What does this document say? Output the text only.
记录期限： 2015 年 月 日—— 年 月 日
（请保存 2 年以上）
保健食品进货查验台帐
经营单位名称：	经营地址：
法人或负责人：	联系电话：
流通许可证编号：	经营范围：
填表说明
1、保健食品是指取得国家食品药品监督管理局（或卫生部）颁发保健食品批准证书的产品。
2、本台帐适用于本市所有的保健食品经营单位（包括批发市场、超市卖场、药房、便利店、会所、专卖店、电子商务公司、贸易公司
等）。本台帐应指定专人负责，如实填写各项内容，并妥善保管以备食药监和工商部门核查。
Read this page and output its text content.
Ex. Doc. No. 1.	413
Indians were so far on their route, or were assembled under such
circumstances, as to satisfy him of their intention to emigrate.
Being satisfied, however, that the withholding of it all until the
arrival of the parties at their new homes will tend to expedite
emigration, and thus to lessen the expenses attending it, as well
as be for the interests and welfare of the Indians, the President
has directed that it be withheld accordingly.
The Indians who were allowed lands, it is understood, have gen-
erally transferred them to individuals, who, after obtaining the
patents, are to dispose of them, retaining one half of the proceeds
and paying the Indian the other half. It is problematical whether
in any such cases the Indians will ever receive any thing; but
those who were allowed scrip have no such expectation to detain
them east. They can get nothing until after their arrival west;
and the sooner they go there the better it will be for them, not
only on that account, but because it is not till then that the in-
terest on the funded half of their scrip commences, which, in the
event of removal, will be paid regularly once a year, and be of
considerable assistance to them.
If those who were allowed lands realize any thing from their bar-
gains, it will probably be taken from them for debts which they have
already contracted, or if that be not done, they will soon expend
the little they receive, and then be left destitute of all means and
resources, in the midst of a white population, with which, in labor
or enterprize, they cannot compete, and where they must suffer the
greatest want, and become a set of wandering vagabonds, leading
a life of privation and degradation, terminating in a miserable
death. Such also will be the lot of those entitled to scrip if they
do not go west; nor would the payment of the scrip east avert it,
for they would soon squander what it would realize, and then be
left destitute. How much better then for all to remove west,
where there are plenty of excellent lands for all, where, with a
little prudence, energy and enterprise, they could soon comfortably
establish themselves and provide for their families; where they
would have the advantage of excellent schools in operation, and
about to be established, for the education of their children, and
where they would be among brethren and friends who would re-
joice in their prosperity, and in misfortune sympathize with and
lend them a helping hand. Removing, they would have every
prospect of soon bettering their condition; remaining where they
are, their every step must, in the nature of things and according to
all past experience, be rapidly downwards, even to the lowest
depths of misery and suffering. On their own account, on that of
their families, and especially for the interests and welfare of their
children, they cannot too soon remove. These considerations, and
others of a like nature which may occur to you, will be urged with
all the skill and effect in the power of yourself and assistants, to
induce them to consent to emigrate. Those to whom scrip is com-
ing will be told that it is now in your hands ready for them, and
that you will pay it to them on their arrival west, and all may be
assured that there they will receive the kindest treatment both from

*****

State, as a number only, how many lines in the entries include "where".

5